━━━━━ DATA PROVIDED

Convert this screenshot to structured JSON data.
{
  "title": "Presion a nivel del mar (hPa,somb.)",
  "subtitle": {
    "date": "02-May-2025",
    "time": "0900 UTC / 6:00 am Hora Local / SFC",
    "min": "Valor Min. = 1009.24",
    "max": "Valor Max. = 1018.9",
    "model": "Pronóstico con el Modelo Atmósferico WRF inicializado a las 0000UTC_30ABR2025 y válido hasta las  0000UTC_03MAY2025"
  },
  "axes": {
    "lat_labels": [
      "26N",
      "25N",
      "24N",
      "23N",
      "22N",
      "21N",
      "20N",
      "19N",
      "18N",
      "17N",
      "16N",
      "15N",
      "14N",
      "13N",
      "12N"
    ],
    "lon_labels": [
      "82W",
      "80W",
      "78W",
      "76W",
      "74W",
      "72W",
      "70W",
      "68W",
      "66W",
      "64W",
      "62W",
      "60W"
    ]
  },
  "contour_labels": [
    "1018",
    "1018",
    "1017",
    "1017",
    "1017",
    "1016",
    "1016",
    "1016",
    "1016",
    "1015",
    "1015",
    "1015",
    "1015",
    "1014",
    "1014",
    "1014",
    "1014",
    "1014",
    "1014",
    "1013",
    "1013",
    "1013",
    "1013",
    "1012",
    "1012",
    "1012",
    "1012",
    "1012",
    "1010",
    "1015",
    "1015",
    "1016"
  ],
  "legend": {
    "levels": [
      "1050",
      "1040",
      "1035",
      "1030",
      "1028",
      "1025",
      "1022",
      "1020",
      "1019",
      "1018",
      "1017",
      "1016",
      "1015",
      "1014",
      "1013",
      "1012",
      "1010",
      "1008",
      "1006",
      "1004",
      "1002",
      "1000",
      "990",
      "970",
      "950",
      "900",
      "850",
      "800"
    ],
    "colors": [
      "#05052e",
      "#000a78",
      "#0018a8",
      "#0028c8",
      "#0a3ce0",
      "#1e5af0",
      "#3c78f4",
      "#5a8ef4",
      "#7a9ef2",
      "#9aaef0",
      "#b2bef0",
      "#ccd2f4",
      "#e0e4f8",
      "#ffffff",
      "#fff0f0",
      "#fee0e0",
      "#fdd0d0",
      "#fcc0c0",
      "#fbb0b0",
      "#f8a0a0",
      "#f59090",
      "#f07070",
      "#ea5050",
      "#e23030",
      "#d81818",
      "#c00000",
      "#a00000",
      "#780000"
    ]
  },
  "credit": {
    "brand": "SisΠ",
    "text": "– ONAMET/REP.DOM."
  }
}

━━━━━━━━━━
━━━━━ DATA PROVIDED

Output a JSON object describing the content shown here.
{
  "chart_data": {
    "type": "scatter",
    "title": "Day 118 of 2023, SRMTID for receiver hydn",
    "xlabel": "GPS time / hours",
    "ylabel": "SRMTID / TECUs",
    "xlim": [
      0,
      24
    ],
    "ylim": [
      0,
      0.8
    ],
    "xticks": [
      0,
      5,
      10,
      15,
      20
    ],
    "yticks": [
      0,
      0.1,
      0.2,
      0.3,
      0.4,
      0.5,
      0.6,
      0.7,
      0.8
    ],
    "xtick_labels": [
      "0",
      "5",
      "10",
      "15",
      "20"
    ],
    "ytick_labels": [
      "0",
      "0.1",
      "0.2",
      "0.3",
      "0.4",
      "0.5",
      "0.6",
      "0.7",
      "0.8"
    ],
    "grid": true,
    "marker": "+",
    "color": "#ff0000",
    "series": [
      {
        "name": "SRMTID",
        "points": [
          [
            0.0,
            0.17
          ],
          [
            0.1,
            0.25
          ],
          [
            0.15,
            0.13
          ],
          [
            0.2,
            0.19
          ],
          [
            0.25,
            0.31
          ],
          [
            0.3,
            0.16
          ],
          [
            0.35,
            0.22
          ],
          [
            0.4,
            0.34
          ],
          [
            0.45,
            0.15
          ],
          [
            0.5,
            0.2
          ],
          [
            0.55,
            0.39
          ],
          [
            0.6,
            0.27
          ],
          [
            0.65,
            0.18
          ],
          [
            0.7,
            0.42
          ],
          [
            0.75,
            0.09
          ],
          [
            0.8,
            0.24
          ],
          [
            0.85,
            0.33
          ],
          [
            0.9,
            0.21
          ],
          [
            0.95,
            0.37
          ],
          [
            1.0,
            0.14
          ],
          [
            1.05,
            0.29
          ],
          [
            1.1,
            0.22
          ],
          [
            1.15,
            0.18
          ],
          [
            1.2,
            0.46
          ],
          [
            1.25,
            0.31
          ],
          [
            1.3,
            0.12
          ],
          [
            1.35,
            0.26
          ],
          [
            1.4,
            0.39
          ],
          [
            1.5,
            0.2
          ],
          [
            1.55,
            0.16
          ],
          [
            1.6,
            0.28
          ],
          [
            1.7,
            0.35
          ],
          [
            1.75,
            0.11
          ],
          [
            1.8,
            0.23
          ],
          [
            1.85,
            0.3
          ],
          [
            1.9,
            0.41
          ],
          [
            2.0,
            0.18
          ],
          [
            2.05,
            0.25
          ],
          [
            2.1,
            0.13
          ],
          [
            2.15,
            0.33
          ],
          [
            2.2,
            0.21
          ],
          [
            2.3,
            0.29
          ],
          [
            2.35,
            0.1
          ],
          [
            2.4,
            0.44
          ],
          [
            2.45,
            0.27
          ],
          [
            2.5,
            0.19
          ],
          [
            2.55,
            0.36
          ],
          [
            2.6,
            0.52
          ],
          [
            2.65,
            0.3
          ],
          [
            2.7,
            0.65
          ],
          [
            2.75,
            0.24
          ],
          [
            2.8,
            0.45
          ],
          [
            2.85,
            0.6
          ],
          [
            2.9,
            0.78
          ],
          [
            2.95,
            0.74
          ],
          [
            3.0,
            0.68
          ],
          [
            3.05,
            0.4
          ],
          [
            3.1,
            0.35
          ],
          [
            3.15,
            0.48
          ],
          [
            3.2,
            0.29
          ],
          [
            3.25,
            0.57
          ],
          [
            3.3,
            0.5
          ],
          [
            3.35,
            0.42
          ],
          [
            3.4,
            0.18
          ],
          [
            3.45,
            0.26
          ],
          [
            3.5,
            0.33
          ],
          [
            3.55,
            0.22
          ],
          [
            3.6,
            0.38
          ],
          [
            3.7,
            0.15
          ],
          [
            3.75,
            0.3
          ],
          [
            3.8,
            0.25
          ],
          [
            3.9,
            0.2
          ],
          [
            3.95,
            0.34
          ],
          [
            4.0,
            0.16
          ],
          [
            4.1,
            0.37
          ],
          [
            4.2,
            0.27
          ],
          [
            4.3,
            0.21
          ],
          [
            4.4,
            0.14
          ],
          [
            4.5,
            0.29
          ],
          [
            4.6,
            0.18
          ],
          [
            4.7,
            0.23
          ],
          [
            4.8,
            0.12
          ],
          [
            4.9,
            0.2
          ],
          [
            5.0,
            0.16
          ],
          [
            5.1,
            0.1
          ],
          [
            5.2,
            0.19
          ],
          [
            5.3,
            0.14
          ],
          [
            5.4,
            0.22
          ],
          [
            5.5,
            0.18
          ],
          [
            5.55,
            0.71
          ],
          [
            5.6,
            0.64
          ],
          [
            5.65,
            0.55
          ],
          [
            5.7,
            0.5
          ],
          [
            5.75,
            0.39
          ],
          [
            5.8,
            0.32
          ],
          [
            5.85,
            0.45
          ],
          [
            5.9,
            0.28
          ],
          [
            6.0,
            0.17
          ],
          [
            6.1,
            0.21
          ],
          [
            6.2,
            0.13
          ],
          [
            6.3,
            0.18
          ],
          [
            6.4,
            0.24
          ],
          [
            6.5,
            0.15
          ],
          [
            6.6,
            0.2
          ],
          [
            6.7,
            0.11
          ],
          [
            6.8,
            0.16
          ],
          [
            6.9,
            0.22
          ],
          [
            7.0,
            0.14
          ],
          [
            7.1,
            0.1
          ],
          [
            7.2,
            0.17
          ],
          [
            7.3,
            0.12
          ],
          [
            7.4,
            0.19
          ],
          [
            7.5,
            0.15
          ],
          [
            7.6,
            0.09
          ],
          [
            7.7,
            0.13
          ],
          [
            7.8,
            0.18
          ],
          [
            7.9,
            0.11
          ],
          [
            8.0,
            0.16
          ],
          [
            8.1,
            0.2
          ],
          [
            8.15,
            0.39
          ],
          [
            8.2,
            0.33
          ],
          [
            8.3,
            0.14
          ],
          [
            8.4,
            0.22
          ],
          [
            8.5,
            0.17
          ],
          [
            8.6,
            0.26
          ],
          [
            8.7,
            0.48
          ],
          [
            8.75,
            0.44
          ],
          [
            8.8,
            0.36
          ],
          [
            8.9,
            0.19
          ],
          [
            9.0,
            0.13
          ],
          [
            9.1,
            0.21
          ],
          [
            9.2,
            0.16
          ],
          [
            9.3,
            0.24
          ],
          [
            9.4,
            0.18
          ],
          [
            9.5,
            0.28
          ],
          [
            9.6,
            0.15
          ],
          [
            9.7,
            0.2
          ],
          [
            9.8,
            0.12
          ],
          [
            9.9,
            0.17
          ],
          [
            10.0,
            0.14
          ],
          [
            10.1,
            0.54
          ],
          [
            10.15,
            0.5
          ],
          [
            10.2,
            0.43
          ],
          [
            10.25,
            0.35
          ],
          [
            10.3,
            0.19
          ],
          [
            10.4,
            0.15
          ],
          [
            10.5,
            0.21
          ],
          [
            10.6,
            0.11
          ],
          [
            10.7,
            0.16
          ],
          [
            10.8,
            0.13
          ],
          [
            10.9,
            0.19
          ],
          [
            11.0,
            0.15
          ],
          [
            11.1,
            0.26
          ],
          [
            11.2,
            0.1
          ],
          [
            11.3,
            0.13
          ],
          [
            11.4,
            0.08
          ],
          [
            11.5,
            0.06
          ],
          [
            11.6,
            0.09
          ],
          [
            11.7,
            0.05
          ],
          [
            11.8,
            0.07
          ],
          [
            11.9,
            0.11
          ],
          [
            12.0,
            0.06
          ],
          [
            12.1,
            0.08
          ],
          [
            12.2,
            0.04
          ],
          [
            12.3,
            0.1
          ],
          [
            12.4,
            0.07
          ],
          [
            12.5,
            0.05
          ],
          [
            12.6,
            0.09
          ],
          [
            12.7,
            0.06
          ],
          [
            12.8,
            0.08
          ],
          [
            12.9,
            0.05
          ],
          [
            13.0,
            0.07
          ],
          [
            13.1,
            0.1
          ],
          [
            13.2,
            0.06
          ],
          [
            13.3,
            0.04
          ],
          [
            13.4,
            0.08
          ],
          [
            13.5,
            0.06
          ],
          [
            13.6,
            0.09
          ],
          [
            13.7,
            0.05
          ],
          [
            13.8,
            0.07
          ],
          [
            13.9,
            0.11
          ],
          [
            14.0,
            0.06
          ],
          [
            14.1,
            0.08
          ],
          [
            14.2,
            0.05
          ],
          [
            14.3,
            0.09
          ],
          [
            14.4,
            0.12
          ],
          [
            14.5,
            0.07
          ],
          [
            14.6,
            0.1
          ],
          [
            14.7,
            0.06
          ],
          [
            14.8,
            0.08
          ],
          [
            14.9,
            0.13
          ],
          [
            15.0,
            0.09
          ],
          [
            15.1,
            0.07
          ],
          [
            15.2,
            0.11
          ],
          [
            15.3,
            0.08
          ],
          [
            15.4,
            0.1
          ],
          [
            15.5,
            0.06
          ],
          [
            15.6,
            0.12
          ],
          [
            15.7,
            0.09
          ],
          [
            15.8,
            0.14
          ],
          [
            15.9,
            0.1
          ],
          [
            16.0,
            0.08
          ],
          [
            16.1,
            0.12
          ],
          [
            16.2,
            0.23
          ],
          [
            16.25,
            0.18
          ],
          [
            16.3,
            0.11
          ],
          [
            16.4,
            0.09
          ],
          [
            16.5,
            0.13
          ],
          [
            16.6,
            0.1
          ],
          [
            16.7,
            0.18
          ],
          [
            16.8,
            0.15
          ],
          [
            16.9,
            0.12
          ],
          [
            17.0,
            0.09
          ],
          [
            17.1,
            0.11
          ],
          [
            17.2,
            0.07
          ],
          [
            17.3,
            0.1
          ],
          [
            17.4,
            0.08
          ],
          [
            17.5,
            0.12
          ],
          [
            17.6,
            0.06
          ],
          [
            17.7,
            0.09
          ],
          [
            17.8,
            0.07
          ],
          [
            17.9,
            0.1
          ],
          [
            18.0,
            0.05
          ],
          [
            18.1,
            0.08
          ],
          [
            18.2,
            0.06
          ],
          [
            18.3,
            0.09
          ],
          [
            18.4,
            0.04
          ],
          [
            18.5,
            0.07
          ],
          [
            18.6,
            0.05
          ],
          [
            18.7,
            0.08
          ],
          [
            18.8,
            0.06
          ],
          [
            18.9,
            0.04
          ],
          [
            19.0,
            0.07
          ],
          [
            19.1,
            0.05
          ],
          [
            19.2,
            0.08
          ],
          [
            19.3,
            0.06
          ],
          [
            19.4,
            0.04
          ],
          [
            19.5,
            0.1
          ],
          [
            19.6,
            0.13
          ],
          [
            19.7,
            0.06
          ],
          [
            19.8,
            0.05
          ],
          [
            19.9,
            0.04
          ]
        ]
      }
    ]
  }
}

━━━━━━━━━━
━━━━━ DATA PROVIDED

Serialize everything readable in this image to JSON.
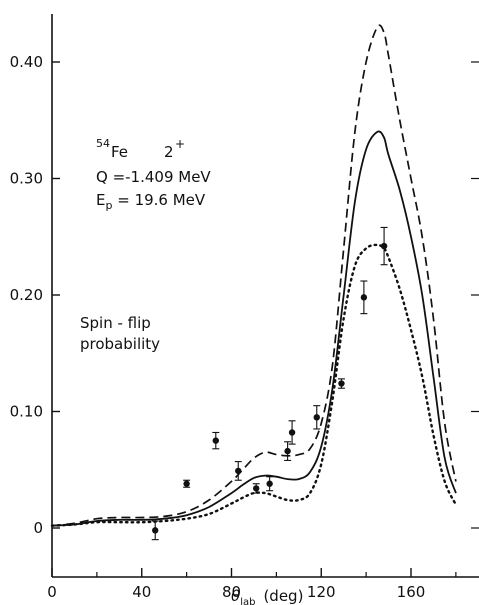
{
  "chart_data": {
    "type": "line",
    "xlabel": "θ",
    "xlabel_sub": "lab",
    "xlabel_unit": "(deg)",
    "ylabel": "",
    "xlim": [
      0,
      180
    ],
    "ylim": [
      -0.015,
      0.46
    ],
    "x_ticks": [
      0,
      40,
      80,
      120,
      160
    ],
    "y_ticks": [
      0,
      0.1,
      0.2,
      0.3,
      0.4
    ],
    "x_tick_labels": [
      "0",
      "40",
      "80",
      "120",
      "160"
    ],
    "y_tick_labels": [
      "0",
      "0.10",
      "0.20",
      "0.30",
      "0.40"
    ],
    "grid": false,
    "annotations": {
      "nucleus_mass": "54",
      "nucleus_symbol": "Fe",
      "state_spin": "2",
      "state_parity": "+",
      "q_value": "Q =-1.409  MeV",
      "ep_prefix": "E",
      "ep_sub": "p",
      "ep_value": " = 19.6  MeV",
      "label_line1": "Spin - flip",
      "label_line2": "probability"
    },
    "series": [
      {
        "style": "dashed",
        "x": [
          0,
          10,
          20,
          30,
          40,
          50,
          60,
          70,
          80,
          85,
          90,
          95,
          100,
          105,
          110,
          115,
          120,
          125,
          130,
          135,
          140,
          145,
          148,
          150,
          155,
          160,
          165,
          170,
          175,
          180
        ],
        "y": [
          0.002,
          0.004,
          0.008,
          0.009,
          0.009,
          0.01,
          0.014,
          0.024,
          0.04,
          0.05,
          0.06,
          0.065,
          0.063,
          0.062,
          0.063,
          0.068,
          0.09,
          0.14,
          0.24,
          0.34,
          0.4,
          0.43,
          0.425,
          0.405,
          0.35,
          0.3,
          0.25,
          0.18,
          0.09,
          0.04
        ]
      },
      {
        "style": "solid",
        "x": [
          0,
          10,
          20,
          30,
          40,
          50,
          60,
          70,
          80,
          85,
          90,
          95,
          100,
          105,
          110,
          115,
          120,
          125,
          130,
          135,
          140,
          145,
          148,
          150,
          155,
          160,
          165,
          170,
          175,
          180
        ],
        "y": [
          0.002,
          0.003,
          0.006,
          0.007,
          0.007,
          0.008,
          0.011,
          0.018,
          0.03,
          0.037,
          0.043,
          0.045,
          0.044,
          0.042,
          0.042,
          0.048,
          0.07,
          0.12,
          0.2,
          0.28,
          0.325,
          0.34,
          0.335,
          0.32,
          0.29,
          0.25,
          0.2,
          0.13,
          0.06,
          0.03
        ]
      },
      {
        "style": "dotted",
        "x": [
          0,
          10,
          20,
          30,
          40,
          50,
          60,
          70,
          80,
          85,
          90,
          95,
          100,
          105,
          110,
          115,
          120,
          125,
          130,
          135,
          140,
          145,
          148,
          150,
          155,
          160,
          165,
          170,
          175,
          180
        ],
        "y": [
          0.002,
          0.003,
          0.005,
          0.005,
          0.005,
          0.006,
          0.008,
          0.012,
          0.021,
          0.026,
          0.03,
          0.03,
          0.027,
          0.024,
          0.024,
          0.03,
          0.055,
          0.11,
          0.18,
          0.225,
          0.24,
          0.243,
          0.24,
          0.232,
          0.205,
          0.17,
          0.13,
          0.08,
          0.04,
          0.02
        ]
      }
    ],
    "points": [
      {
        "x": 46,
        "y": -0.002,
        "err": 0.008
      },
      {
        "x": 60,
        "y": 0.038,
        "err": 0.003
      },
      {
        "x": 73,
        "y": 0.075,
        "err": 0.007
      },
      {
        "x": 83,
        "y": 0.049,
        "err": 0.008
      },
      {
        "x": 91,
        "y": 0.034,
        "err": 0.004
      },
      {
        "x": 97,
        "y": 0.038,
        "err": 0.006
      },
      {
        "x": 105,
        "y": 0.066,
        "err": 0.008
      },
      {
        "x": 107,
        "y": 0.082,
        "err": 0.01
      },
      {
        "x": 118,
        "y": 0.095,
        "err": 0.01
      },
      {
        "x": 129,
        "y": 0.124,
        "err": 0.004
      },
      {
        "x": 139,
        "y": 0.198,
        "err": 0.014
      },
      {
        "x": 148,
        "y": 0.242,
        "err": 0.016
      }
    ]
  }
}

━━━━━━━━━━

### WHAT IS BEING ASKED
Gather all lines from the listing above in which "JSON" occurs.

### TASK OUTPUT
Convert this screenshot to structured JSON data.
Output a JSON object describing the content shown here.
Serialize everything readable in this image to JSON.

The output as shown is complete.